Type out all the records word for word. Any pictures are to be left out.

:: GIVEN INFORMATION ::

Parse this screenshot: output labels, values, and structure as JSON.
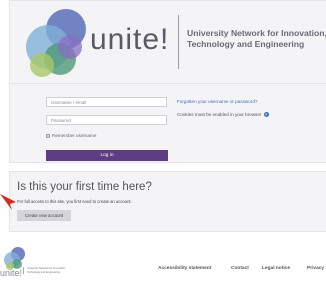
{
  "brand": {
    "wordmark": "unite!",
    "tagline": "University Network for Innovation, Technology and Engineering"
  },
  "login": {
    "username_placeholder": "Username / email",
    "password_placeholder": "Password",
    "remember_label": "Remember username",
    "login_button": "Log in",
    "forgotten_link": "Forgotten your username or password?",
    "cookie_note": "Cookies must be enabled in your browser",
    "help_icon": "question-circle-icon"
  },
  "first_time": {
    "title": "Is this your first time here?",
    "text": "For full access to this site, you first need to create an account.",
    "create_button": "Create new account"
  },
  "footer": {
    "wordmark": "unite!",
    "tagline": "University Network for Innovation, Technology and Engineering",
    "links": [
      "Accessibility statement",
      "Contact",
      "Legal notice",
      "Privacy"
    ]
  },
  "colors": {
    "primary": "#5e3d84",
    "card_bg": "#f4f4f6",
    "arrow": "#d82a1c",
    "link": "#4a6bb5"
  }
}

:::

### EXERCISE OUTPUT
Parse this screenshot: output labels, values, and structure as JSON.
{
  "brand": {
    "wordmark": "unite!",
    "tagline": "University Network for Innovation, Technology and Engineering"
  },
  "login": {
    "username_placeholder": "Username / email",
    "password_placeholder": "Password",
    "remember_label": "Remember username",
    "login_button": "Log in",
    "forgotten_link": "Forgotten your username or password?",
    "cookie_note": "Cookies must be enabled in your browser",
    "help_icon": "question-circle-icon"
  },
  "first_time": {
    "title": "Is this your first time here?",
    "text": "For full access to this site, you first need to create an account.",
    "create_button": "Create new account"
  },
  "footer": {
    "wordmark": "unite!",
    "tagline": "University Network for Innovation, Technology and Engineering",
    "links": [
      "Accessibility statement",
      "Contact",
      "Legal notice",
      "Privacy"
    ]
  },
  "colors": {
    "primary": "#5e3d84",
    "card_bg": "#f4f4f6",
    "arrow": "#d82a1c",
    "link": "#4a6bb5"
  }
}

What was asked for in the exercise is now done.